▸ SUPPLIED ENTRIES:
▼

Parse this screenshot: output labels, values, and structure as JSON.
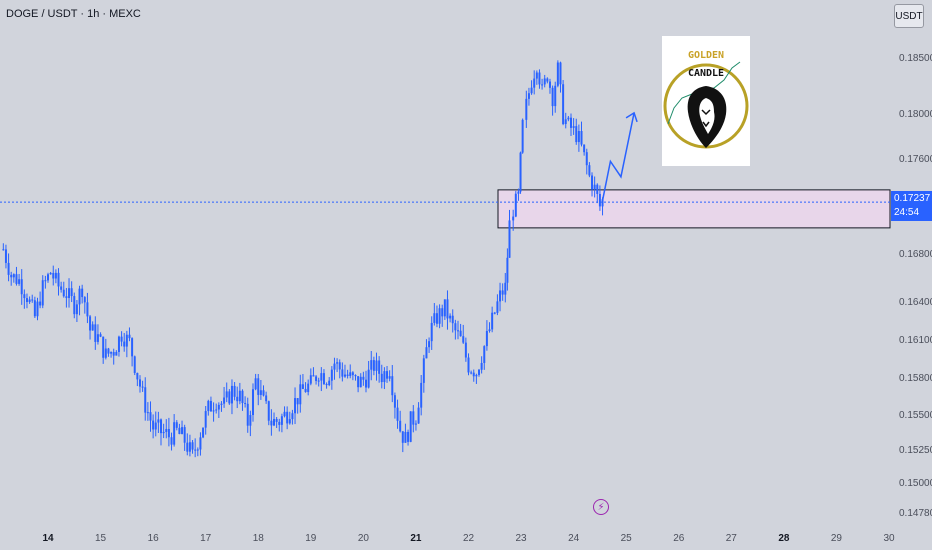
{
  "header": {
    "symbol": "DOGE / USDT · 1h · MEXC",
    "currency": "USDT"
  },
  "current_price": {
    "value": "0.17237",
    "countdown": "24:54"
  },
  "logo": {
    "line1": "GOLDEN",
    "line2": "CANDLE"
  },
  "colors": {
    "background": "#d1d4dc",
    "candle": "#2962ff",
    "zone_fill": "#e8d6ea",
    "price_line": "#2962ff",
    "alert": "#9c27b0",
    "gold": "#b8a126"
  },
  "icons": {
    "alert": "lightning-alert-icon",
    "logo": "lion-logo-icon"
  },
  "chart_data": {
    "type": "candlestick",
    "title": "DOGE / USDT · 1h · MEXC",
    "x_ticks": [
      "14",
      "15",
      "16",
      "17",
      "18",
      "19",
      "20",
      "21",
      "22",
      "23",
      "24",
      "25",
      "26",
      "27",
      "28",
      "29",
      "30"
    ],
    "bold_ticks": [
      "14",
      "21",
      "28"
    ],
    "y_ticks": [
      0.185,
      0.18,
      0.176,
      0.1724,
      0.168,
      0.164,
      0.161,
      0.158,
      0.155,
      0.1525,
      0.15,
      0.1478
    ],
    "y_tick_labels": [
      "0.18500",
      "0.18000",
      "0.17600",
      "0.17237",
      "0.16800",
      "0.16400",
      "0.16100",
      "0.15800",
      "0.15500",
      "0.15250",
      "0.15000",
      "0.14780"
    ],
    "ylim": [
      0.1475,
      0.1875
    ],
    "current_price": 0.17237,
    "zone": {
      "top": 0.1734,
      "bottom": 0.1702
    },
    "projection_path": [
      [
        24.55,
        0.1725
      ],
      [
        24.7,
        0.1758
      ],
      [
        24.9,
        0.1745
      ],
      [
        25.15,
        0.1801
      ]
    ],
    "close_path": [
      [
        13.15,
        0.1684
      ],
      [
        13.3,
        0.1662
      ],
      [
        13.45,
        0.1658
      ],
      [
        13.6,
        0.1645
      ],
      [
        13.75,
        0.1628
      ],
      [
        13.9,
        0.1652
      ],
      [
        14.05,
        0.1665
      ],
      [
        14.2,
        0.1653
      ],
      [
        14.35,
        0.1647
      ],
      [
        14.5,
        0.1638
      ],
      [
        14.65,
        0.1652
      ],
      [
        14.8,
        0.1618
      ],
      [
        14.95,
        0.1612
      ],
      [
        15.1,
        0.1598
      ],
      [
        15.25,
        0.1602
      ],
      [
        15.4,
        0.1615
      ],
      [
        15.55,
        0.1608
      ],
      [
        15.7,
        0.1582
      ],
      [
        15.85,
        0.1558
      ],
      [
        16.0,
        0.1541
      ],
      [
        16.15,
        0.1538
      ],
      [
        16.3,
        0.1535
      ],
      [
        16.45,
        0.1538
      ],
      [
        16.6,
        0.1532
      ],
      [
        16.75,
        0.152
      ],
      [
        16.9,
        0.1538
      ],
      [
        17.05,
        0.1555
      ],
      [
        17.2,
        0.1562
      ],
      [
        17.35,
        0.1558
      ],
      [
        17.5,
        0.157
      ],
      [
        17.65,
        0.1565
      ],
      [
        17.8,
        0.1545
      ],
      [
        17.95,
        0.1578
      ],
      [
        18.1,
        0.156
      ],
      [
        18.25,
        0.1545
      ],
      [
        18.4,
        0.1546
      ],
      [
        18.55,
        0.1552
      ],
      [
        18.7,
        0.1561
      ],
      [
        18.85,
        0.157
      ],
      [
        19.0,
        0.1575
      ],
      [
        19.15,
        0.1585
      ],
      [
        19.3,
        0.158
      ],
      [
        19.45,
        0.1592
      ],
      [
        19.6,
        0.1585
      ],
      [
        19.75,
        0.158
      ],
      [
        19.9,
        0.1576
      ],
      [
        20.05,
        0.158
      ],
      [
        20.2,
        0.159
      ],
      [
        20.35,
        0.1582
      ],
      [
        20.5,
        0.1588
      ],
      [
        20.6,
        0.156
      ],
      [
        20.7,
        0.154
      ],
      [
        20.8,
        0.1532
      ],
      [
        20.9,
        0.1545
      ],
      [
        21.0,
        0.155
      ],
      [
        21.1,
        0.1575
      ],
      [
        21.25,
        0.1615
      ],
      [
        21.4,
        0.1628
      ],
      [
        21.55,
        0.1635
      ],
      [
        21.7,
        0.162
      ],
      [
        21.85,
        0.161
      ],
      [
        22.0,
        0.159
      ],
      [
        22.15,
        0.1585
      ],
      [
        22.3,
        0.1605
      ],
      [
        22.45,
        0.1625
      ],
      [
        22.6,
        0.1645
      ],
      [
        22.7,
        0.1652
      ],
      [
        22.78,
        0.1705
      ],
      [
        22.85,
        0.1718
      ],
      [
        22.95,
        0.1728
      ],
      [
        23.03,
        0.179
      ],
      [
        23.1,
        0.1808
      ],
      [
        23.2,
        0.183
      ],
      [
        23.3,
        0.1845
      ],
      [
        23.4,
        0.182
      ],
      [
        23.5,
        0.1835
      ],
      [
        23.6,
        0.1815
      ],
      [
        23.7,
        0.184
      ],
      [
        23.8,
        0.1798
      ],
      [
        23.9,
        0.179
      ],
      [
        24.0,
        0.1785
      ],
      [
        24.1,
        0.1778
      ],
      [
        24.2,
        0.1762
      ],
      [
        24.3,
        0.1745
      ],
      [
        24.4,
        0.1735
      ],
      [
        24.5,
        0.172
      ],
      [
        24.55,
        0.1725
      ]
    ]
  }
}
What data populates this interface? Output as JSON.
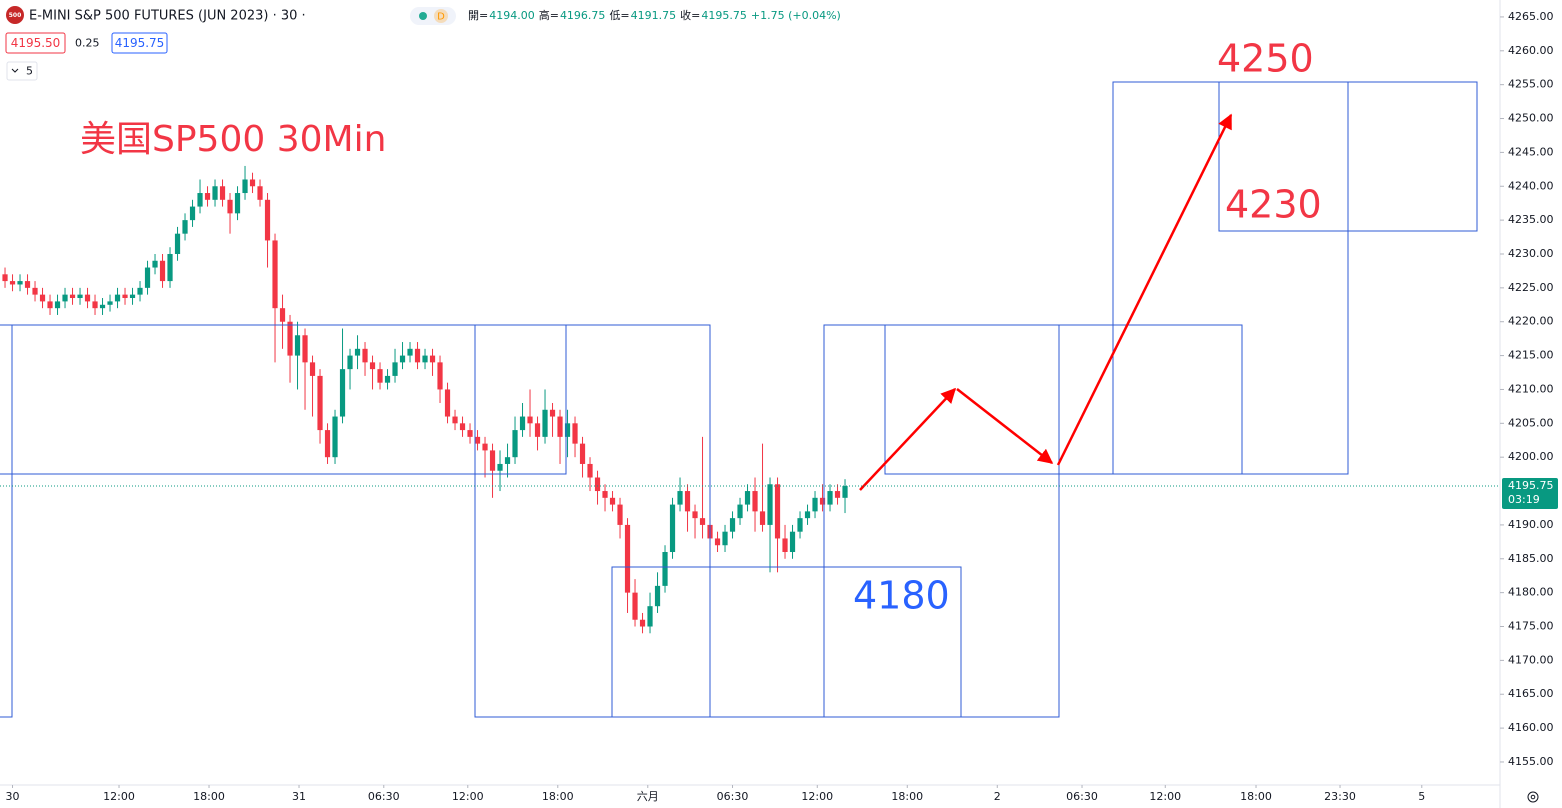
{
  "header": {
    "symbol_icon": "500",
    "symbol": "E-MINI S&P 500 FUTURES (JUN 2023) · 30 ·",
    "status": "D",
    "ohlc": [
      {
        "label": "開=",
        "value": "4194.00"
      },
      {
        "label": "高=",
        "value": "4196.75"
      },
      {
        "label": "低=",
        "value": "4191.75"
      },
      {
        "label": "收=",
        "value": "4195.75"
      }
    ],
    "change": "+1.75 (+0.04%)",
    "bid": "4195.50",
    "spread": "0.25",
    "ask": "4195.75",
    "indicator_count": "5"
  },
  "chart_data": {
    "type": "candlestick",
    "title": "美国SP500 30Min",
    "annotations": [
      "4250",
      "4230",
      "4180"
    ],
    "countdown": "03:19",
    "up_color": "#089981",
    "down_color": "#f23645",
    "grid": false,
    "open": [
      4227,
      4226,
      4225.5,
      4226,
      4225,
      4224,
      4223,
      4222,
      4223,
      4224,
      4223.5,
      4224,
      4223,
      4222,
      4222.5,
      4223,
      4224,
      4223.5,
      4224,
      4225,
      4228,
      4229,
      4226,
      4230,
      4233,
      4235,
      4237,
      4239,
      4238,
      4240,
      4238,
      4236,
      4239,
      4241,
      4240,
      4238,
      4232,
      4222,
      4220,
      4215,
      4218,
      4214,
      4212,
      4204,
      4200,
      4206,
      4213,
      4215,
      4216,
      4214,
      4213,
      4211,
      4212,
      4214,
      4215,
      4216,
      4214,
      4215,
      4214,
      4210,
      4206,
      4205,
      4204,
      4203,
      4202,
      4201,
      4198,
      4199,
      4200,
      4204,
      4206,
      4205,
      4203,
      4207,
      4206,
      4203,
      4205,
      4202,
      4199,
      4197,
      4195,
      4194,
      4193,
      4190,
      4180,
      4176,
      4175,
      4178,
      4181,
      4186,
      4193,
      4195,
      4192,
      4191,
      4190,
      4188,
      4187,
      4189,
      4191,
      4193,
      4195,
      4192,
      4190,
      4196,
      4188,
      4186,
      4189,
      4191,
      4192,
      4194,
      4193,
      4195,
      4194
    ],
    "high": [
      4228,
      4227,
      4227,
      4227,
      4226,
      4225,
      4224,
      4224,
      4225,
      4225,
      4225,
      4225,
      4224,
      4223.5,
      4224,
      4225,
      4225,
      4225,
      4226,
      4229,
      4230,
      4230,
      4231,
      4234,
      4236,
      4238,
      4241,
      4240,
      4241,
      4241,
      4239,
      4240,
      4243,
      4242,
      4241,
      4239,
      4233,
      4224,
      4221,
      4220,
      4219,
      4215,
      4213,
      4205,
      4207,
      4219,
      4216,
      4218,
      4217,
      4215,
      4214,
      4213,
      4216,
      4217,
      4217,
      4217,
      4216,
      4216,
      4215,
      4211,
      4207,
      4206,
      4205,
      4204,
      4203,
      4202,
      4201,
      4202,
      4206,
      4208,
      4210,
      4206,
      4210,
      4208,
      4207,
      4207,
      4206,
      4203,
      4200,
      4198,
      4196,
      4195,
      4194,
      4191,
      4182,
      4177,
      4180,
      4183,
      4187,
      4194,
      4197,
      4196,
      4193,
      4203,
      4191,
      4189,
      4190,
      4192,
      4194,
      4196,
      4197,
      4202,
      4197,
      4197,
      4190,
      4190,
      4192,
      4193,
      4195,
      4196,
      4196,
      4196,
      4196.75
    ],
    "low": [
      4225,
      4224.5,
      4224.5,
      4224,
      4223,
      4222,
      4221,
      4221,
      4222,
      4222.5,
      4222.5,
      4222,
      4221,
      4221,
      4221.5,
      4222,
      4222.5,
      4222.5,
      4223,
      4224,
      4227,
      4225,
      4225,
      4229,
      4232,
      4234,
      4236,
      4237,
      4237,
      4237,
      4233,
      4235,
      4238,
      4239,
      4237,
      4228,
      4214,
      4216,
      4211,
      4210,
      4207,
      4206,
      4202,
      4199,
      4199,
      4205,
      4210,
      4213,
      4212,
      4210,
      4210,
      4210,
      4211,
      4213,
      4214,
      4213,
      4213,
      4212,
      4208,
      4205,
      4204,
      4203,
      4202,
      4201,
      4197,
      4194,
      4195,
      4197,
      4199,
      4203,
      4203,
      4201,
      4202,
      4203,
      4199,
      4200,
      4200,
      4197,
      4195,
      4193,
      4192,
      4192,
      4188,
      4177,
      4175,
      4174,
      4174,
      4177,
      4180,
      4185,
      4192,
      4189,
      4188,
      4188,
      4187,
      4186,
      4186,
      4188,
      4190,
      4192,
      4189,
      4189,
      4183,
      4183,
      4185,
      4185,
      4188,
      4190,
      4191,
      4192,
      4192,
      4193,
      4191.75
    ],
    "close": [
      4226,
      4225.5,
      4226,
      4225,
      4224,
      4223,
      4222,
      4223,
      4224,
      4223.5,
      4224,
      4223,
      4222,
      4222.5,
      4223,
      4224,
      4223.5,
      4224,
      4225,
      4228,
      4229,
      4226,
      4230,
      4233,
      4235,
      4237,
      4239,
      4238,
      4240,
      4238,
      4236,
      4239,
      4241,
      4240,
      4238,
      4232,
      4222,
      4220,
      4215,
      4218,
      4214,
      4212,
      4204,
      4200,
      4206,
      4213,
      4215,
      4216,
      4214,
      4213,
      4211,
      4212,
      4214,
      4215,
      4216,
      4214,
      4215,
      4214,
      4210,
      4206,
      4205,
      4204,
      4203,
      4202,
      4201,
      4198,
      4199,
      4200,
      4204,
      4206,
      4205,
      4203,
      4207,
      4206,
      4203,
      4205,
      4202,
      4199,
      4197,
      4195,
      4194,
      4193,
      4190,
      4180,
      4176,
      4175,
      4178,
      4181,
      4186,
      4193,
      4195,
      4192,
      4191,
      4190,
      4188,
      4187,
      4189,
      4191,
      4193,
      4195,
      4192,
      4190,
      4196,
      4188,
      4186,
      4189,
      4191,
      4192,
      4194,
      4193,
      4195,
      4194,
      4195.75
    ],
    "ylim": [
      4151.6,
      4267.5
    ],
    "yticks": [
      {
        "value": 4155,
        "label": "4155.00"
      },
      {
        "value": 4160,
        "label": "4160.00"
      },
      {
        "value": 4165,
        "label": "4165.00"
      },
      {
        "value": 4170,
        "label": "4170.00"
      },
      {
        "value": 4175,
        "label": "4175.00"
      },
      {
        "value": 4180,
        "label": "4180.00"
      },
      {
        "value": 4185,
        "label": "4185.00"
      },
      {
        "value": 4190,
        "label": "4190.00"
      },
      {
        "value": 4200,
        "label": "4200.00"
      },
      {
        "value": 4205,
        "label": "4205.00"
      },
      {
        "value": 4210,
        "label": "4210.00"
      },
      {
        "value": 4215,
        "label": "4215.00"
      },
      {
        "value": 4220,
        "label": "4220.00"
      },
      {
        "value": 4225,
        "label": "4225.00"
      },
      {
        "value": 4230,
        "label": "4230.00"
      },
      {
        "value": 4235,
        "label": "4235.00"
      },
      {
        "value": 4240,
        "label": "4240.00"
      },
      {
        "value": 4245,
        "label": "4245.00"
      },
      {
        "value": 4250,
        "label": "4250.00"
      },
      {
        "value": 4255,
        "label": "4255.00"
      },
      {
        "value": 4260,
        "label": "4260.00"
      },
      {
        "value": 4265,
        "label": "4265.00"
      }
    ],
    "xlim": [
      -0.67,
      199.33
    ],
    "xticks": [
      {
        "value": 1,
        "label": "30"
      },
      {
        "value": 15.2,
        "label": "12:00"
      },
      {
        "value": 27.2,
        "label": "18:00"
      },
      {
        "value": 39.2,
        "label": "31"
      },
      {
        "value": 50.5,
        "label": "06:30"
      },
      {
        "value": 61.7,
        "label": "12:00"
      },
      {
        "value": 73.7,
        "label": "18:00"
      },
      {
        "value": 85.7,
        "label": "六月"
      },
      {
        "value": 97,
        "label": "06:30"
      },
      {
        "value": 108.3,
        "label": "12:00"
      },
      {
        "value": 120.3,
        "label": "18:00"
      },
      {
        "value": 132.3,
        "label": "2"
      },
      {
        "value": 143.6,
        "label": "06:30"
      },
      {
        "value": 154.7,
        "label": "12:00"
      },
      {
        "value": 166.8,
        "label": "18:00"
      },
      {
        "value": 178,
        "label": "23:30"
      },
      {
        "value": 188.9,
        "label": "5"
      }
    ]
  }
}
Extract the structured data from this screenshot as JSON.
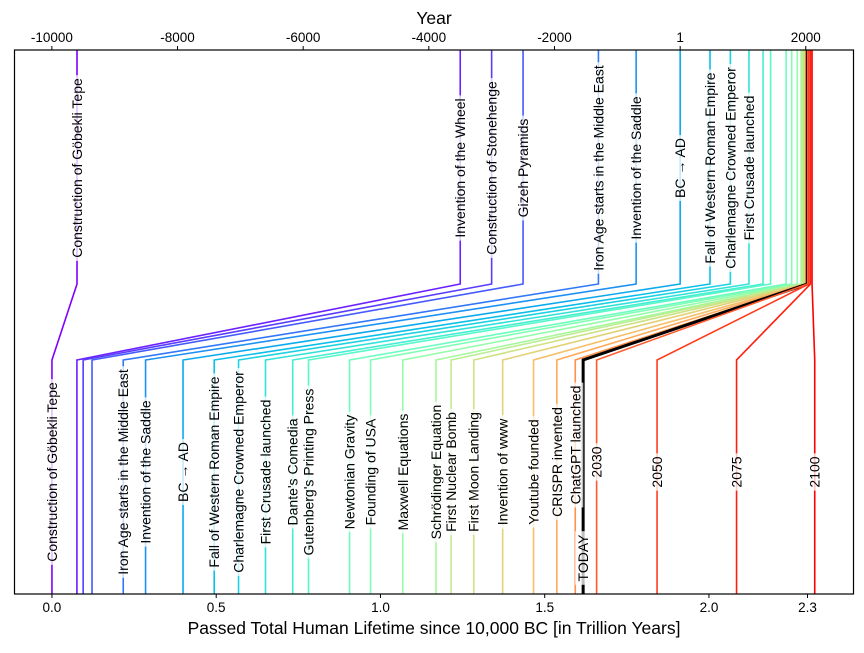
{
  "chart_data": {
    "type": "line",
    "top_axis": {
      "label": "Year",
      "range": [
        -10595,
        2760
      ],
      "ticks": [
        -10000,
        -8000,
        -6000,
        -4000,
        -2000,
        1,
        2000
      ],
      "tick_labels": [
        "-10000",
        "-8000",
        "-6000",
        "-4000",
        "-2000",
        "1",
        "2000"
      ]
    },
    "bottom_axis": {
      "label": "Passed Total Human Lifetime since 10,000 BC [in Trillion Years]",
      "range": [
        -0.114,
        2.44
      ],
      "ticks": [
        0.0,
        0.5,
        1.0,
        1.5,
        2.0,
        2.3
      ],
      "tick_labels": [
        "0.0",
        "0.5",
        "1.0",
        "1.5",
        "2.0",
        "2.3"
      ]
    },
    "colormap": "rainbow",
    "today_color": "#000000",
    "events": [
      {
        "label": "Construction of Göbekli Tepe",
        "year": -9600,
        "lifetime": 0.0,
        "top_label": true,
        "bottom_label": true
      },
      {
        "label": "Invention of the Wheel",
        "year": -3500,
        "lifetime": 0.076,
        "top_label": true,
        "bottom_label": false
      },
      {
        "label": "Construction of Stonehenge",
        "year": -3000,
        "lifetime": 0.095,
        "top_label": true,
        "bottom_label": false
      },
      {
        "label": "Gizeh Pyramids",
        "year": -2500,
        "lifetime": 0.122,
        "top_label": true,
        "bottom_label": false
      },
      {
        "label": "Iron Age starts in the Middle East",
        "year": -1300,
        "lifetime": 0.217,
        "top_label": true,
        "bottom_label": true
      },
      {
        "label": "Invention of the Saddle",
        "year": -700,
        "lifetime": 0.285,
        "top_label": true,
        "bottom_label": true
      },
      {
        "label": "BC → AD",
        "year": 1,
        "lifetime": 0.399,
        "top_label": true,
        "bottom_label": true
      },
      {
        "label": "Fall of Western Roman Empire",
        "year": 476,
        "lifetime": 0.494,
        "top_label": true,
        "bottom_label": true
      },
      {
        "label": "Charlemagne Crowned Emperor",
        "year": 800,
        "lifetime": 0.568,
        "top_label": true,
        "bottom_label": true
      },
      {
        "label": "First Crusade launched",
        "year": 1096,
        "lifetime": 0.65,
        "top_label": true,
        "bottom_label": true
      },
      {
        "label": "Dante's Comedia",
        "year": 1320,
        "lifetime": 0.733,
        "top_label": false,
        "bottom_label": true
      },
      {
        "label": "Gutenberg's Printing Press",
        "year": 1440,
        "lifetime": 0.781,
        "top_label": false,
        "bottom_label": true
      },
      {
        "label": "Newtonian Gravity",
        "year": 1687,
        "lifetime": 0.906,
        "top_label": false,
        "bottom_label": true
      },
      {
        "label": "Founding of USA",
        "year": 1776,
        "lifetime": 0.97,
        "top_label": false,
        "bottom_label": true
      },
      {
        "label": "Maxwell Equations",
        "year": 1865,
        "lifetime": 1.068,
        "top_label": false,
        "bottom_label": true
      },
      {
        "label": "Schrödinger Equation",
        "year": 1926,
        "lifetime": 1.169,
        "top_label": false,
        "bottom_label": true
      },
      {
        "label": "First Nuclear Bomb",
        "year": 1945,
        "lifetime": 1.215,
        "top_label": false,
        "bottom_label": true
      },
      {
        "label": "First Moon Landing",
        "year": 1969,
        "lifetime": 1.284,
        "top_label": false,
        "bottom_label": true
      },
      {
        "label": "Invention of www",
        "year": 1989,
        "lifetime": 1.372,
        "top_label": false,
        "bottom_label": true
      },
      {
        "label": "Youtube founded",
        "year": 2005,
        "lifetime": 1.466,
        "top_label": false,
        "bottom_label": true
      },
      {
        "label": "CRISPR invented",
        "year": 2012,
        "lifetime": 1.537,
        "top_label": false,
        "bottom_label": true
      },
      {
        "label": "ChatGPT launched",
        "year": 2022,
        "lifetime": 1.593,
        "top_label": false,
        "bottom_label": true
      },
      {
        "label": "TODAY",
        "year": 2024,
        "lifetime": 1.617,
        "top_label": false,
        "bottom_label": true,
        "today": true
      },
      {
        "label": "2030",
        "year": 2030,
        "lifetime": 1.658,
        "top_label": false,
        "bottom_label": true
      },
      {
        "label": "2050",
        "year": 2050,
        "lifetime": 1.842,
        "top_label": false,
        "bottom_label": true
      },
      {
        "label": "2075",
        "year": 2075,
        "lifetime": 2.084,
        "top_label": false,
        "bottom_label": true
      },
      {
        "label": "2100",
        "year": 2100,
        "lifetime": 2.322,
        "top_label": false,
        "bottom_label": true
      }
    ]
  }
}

▲

▸ WHAT THE EXERCISE ASKS: Only a number is needed: how many lines of the material above contain "Invention"?

▸ THE RESPONSE: 3